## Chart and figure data

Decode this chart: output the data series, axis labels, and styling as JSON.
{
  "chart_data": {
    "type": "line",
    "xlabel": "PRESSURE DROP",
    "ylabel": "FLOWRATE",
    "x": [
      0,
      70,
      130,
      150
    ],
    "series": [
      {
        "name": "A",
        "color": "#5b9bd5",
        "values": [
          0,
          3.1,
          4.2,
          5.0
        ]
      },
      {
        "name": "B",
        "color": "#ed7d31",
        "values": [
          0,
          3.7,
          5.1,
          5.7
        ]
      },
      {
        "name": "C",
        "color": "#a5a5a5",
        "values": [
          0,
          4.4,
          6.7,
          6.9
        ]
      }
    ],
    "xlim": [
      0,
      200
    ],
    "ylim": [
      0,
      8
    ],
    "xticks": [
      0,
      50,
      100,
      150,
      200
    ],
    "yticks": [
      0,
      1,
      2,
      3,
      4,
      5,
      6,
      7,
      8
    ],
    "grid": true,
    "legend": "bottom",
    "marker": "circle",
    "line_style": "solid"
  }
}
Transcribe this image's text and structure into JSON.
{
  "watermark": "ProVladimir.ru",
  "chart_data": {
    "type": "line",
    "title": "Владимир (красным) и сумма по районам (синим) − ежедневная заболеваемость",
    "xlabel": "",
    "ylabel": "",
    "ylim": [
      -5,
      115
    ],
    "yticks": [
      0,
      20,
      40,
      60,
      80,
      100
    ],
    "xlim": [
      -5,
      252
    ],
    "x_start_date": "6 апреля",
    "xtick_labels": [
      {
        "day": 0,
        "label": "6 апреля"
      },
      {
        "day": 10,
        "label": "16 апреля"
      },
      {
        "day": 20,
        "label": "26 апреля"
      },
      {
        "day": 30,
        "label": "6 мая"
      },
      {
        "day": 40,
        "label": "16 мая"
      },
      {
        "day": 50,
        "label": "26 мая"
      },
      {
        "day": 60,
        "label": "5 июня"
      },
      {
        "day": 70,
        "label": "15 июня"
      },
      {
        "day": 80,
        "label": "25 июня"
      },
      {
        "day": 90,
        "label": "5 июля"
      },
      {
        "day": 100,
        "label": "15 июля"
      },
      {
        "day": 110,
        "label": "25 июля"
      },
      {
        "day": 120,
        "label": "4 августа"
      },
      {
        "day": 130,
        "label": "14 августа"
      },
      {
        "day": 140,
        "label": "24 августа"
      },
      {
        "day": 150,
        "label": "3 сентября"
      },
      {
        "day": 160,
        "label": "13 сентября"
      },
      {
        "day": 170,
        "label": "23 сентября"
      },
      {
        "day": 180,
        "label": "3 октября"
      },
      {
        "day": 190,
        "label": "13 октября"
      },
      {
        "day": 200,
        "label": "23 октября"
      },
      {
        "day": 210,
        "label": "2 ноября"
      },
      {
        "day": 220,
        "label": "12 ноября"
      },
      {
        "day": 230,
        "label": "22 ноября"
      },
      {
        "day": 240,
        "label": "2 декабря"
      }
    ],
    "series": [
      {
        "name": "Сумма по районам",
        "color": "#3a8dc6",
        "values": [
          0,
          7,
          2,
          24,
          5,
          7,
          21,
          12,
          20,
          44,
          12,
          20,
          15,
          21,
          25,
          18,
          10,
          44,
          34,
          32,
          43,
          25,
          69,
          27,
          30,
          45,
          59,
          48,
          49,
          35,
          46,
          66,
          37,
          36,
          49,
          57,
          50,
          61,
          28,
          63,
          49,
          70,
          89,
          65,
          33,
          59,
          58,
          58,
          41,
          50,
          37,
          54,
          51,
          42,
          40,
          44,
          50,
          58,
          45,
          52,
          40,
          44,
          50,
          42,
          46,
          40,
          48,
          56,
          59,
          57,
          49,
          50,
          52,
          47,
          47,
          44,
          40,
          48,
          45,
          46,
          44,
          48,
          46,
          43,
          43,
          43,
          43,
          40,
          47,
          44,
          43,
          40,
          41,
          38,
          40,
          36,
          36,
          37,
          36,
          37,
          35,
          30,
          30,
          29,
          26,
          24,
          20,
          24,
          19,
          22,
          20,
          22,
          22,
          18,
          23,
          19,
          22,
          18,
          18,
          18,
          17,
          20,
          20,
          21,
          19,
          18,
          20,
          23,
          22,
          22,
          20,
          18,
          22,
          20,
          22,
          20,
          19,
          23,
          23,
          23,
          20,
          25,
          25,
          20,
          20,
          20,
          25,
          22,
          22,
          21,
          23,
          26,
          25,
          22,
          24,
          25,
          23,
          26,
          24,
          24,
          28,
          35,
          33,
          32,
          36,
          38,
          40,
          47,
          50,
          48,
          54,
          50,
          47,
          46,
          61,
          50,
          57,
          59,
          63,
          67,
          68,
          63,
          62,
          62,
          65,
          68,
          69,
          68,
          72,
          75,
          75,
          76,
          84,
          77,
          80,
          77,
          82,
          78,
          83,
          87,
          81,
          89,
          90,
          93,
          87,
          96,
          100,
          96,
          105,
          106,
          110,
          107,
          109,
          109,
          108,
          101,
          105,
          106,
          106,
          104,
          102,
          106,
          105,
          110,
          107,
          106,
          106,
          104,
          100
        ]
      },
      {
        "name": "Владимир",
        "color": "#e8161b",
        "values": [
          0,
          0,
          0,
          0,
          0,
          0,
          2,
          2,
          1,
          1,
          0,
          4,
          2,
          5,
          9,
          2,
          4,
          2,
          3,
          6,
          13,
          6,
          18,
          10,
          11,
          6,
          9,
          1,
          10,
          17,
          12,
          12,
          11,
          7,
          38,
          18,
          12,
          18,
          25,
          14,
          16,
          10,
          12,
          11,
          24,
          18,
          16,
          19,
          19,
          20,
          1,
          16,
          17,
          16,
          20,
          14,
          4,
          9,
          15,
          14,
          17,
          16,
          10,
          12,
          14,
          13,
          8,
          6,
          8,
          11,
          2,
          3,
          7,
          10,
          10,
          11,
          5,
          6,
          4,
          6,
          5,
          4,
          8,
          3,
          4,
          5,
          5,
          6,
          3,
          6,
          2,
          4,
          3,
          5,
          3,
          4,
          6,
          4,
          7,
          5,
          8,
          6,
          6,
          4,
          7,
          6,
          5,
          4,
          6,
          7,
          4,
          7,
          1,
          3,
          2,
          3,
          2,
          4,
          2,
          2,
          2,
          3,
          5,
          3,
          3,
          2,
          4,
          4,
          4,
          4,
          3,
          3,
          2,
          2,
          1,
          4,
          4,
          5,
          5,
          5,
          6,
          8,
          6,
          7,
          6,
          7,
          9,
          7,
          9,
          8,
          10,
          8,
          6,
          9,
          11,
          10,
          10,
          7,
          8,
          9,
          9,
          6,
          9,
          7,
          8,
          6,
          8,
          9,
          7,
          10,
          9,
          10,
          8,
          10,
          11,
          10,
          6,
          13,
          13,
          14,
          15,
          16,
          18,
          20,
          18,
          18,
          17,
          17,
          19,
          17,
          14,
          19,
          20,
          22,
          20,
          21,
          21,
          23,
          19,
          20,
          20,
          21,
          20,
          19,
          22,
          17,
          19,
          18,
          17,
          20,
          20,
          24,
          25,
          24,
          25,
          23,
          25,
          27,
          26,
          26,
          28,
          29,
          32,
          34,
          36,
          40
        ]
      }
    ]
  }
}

## Your instructions
Recopy the entries above in their entirety, exactly.

## Written solution
Decode this chart: output the data series, axis labels, and styling as JSON.
{
  "chart_data": {
    "type": "line",
    "xlabel": "PRESSURE DROP",
    "ylabel": "FLOWRATE",
    "x": [
      0,
      70,
      130,
      150
    ],
    "series": [
      {
        "name": "A",
        "color": "#5b9bd5",
        "values": [
          0,
          3.1,
          4.2,
          5.0
        ]
      },
      {
        "name": "B",
        "color": "#ed7d31",
        "values": [
          0,
          3.7,
          5.1,
          5.7
        ]
      },
      {
        "name": "C",
        "color": "#a5a5a5",
        "values": [
          0,
          4.4,
          6.7,
          6.9
        ]
      }
    ],
    "xlim": [
      0,
      200
    ],
    "ylim": [
      0,
      8
    ],
    "xticks": [
      0,
      50,
      100,
      150,
      200
    ],
    "yticks": [
      0,
      1,
      2,
      3,
      4,
      5,
      6,
      7,
      8
    ],
    "grid": true,
    "legend": "bottom",
    "marker": "circle",
    "line_style": "solid"
  }
}
Transcribe this image's text and structure into JSON.
{
  "watermark": "ProVladimir.ru",
  "chart_data": {
    "type": "line",
    "title": "Владимир (красным) и сумма по районам (синим) − ежедневная заболеваемость",
    "xlabel": "",
    "ylabel": "",
    "ylim": [
      -5,
      115
    ],
    "yticks": [
      0,
      20,
      40,
      60,
      80,
      100
    ],
    "xlim": [
      -5,
      252
    ],
    "x_start_date": "6 апреля",
    "xtick_labels": [
      {
        "day": 0,
        "label": "6 апреля"
      },
      {
        "day": 10,
        "label": "16 апреля"
      },
      {
        "day": 20,
        "label": "26 апреля"
      },
      {
        "day": 30,
        "label": "6 мая"
      },
      {
        "day": 40,
        "label": "16 мая"
      },
      {
        "day": 50,
        "label": "26 мая"
      },
      {
        "day": 60,
        "label": "5 июня"
      },
      {
        "day": 70,
        "label": "15 июня"
      },
      {
        "day": 80,
        "label": "25 июня"
      },
      {
        "day": 90,
        "label": "5 июля"
      },
      {
        "day": 100,
        "label": "15 июля"
      },
      {
        "day": 110,
        "label": "25 июля"
      },
      {
        "day": 120,
        "label": "4 августа"
      },
      {
        "day": 130,
        "label": "14 августа"
      },
      {
        "day": 140,
        "label": "24 августа"
      },
      {
        "day": 150,
        "label": "3 сентября"
      },
      {
        "day": 160,
        "label": "13 сентября"
      },
      {
        "day": 170,
        "label": "23 сентября"
      },
      {
        "day": 180,
        "label": "3 октября"
      },
      {
        "day": 190,
        "label": "13 октября"
      },
      {
        "day": 200,
        "label": "23 октября"
      },
      {
        "day": 210,
        "label": "2 ноября"
      },
      {
        "day": 220,
        "label": "12 ноября"
      },
      {
        "day": 230,
        "label": "22 ноября"
      },
      {
        "day": 240,
        "label": "2 декабря"
      }
    ],
    "series": [
      {
        "name": "Сумма по районам",
        "color": "#3a8dc6",
        "values": [
          0,
          7,
          2,
          24,
          5,
          7,
          21,
          12,
          20,
          44,
          12,
          20,
          15,
          21,
          25,
          18,
          10,
          44,
          34,
          32,
          43,
          25,
          69,
          27,
          30,
          45,
          59,
          48,
          49,
          35,
          46,
          66,
          37,
          36,
          49,
          57,
          50,
          61,
          28,
          63,
          49,
          70,
          89,
          65,
          33,
          59,
          58,
          58,
          41,
          50,
          37,
          54,
          51,
          42,
          40,
          44,
          50,
          58,
          45,
          52,
          40,
          44,
          50,
          42,
          46,
          40,
          48,
          56,
          59,
          57,
          49,
          50,
          52,
          47,
          47,
          44,
          40,
          48,
          45,
          46,
          44,
          48,
          46,
          43,
          43,
          43,
          43,
          40,
          47,
          44,
          43,
          40,
          41,
          38,
          40,
          36,
          36,
          37,
          36,
          37,
          35,
          30,
          30,
          29,
          26,
          24,
          20,
          24,
          19,
          22,
          20,
          22,
          22,
          18,
          23,
          19,
          22,
          18,
          18,
          18,
          17,
          20,
          20,
          21,
          19,
          18,
          20,
          23,
          22,
          22,
          20,
          18,
          22,
          20,
          22,
          20,
          19,
          23,
          23,
          23,
          20,
          25,
          25,
          20,
          20,
          20,
          25,
          22,
          22,
          21,
          23,
          26,
          25,
          22,
          24,
          25,
          23,
          26,
          24,
          24,
          28,
          35,
          33,
          32,
          36,
          38,
          40,
          47,
          50,
          48,
          54,
          50,
          47,
          46,
          61,
          50,
          57,
          59,
          63,
          67,
          68,
          63,
          62,
          62,
          65,
          68,
          69,
          68,
          72,
          75,
          75,
          76,
          84,
          77,
          80,
          77,
          82,
          78,
          83,
          87,
          81,
          89,
          90,
          93,
          87,
          96,
          100,
          96,
          105,
          106,
          110,
          107,
          109,
          109,
          108,
          101,
          105,
          106,
          106,
          104,
          102,
          106,
          105,
          110,
          107,
          106,
          106,
          104,
          100
        ]
      },
      {
        "name": "Владимир",
        "color": "#e8161b",
        "values": [
          0,
          0,
          0,
          0,
          0,
          0,
          2,
          2,
          1,
          1,
          0,
          4,
          2,
          5,
          9,
          2,
          4,
          2,
          3,
          6,
          13,
          6,
          18,
          10,
          11,
          6,
          9,
          1,
          10,
          17,
          12,
          12,
          11,
          7,
          38,
          18,
          12,
          18,
          25,
          14,
          16,
          10,
          12,
          11,
          24,
          18,
          16,
          19,
          19,
          20,
          1,
          16,
          17,
          16,
          20,
          14,
          4,
          9,
          15,
          14,
          17,
          16,
          10,
          12,
          14,
          13,
          8,
          6,
          8,
          11,
          2,
          3,
          7,
          10,
          10,
          11,
          5,
          6,
          4,
          6,
          5,
          4,
          8,
          3,
          4,
          5,
          5,
          6,
          3,
          6,
          2,
          4,
          3,
          5,
          3,
          4,
          6,
          4,
          7,
          5,
          8,
          6,
          6,
          4,
          7,
          6,
          5,
          4,
          6,
          7,
          4,
          7,
          1,
          3,
          2,
          3,
          2,
          4,
          2,
          2,
          2,
          3,
          5,
          3,
          3,
          2,
          4,
          4,
          4,
          4,
          3,
          3,
          2,
          2,
          1,
          4,
          4,
          5,
          5,
          5,
          6,
          8,
          6,
          7,
          6,
          7,
          9,
          7,
          9,
          8,
          10,
          8,
          6,
          9,
          11,
          10,
          10,
          7,
          8,
          9,
          9,
          6,
          9,
          7,
          8,
          6,
          8,
          9,
          7,
          10,
          9,
          10,
          8,
          10,
          11,
          10,
          6,
          13,
          13,
          14,
          15,
          16,
          18,
          20,
          18,
          18,
          17,
          17,
          19,
          17,
          14,
          19,
          20,
          22,
          20,
          21,
          21,
          23,
          19,
          20,
          20,
          21,
          20,
          19,
          22,
          17,
          19,
          18,
          17,
          20,
          20,
          24,
          25,
          24,
          25,
          23,
          25,
          27,
          26,
          26,
          28,
          29,
          32,
          34,
          36,
          40
        ]
      }
    ]
  }
}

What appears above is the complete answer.